Records from a data collection
[START]

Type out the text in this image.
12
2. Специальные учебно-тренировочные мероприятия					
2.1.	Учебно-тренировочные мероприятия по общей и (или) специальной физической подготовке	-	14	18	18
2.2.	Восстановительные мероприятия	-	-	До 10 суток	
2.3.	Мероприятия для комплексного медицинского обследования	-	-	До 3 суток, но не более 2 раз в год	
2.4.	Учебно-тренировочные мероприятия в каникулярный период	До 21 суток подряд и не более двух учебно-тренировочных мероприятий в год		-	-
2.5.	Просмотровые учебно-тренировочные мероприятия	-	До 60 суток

[END]

GIVEN TASK.
Repeat the records exactly, including every line.

RESPONSE.
Type out the text in this image.
12
2. Специальные учебно-тренировочные мероприятия					
2.1.	Учебно-тренировочные мероприятия по общей и (или) специальной физической подготовке	-	14	18	18
2.2.	Восстановительные мероприятия	-	-	До 10 суток	
2.3.	Мероприятия для комплексного медицинского обследования	-	-	До 3 суток, но не более 2 раз в год	
2.4.	Учебно-тренировочные мероприятия в каникулярный период	До 21 суток подряд и не более двух учебно-тренировочных мероприятий в год		-	-
2.5.	Просмотровые учебно-тренировочные мероприятия	-	До 60 суток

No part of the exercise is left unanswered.